[A block of data]
[BEGIN]

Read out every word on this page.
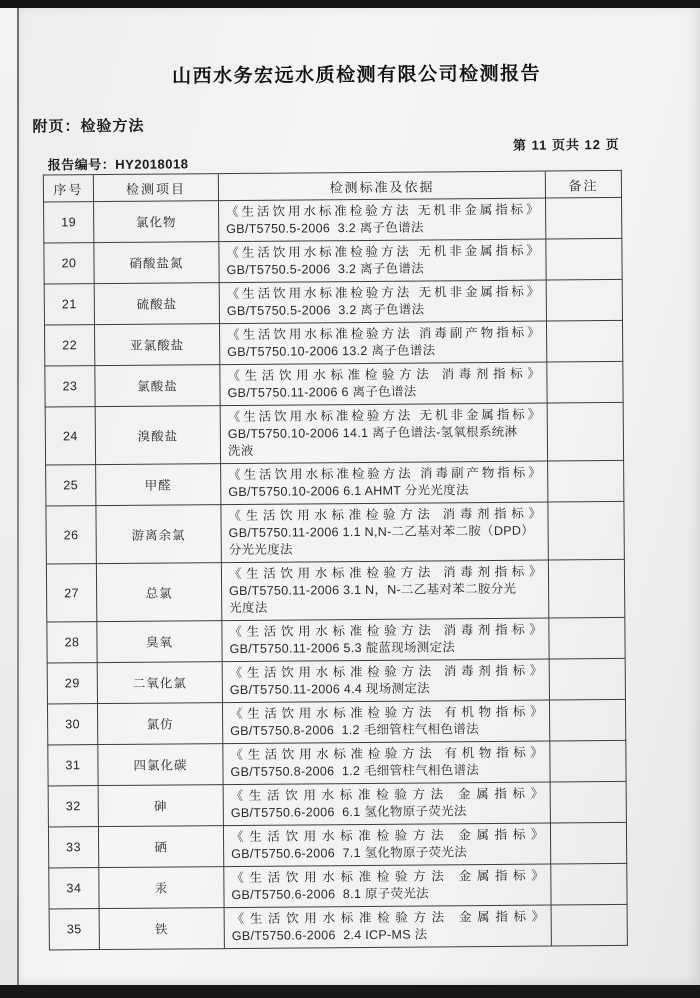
山西水务宏远水质检测有限公司检测报告
附页：检验方法
报告编号：HY2018018
第 11 页共 12 页
序号	检测项目	检测标准及依据	备注
19	氯化物	《生活饮用水标准检验方法 无机非金属指标》
GB/T5750.5-2006  3.2 离子色谱法	

20	硝酸盐氮	《生活饮用水标准检验方法 无机非金属指标》
GB/T5750.5-2006  3.2 离子色谱法	

21	硫酸盐	《生活饮用水标准检验方法 无机非金属指标》
GB/T5750.5-2006  3.2 离子色谱法	

22	亚氯酸盐	《生活饮用水标准检验方法 消毒副产物指标》
GB/T5750.10-2006 13.2 离子色谱法	

23	氯酸盐	《生活饮用水标准检验方法 消毒剂指标》
GB/T5750.11-2006 6 离子色谱法	

24	溴酸盐	《生活饮用水标准检验方法 无机非金属指标》
GB/T5750.10-2006 14.1 离子色谱法-氢氧根系统淋
洗液	

25	甲醛	《生活饮用水标准检验方法 消毒副产物指标》
GB/T5750.10-2006 6.1 AHMT 分光光度法	

26	游离余氯	《生活饮用水标准检验方法 消毒剂指标》
GB/T5750.11-2006 1.1 N,N-二乙基对苯二胺（DPD）
分光光度法	

27	总氯	《生活饮用水标准检验方法 消毒剂指标》
GB/T5750.11-2006 3.1 N，N-二乙基对苯二胺分光
光度法	

28	臭氧	《生活饮用水标准检验方法 消毒剂指标》
GB/T5750.11-2006 5.3 靛蓝现场测定法	

29	二氧化氯	《生活饮用水标准检验方法 消毒剂指标》
GB/T5750.11-2006 4.4 现场测定法	

30	氯仿	《生活饮用水标准检验方法 有机物指标》
GB/T5750.8-2006  1.2 毛细管柱气相色谱法	

31	四氯化碳	《生活饮用水标准检验方法 有机物指标》
GB/T5750.8-2006  1.2 毛细管柱气相色谱法	

32	砷	《生活饮用水标准检验方法 金属指标》
GB/T5750.6-2006  6.1 氢化物原子荧光法	

33	硒	《生活饮用水标准检验方法 金属指标》
GB/T5750.6-2006  7.1 氢化物原子荧光法	

34	汞	《生活饮用水标准检验方法 金属指标》
GB/T5750.6-2006  8.1 原子荧光法	

35	铁	《生活饮用水标准检验方法 金属指标》
GB/T5750.6-2006  2.4 ICP-MS 法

[END]

• Set exercise:
Every record must be copied exactly, with images dropped from the result.

• Completed exercise:
Read out every word on this page.
山西水务宏远水质检测有限公司检测报告
附页：检验方法
报告编号：HY2018018
第 11 页共 12 页
序号	检测项目	检测标准及依据	备注
19	氯化物	《生活饮用水标准检验方法 无机非金属指标》
GB/T5750.5-2006  3.2 离子色谱法	

20	硝酸盐氮	《生活饮用水标准检验方法 无机非金属指标》
GB/T5750.5-2006  3.2 离子色谱法	

21	硫酸盐	《生活饮用水标准检验方法 无机非金属指标》
GB/T5750.5-2006  3.2 离子色谱法	

22	亚氯酸盐	《生活饮用水标准检验方法 消毒副产物指标》
GB/T5750.10-2006 13.2 离子色谱法	

23	氯酸盐	《生活饮用水标准检验方法 消毒剂指标》
GB/T5750.11-2006 6 离子色谱法	

24	溴酸盐	《生活饮用水标准检验方法 无机非金属指标》
GB/T5750.10-2006 14.1 离子色谱法-氢氧根系统淋
洗液	

25	甲醛	《生活饮用水标准检验方法 消毒副产物指标》
GB/T5750.10-2006 6.1 AHMT 分光光度法	

26	游离余氯	《生活饮用水标准检验方法 消毒剂指标》
GB/T5750.11-2006 1.1 N,N-二乙基对苯二胺（DPD）
分光光度法	

27	总氯	《生活饮用水标准检验方法 消毒剂指标》
GB/T5750.11-2006 3.1 N，N-二乙基对苯二胺分光
光度法	

28	臭氧	《生活饮用水标准检验方法 消毒剂指标》
GB/T5750.11-2006 5.3 靛蓝现场测定法	

29	二氧化氯	《生活饮用水标准检验方法 消毒剂指标》
GB/T5750.11-2006 4.4 现场测定法	

30	氯仿	《生活饮用水标准检验方法 有机物指标》
GB/T5750.8-2006  1.2 毛细管柱气相色谱法	

31	四氯化碳	《生活饮用水标准检验方法 有机物指标》
GB/T5750.8-2006  1.2 毛细管柱气相色谱法	

32	砷	《生活饮用水标准检验方法 金属指标》
GB/T5750.6-2006  6.1 氢化物原子荧光法	

33	硒	《生活饮用水标准检验方法 金属指标》
GB/T5750.6-2006  7.1 氢化物原子荧光法	

34	汞	《生活饮用水标准检验方法 金属指标》
GB/T5750.6-2006  8.1 原子荧光法	

35	铁	《生活饮用水标准检验方法 金属指标》
GB/T5750.6-2006  2.4 ICP-MS 法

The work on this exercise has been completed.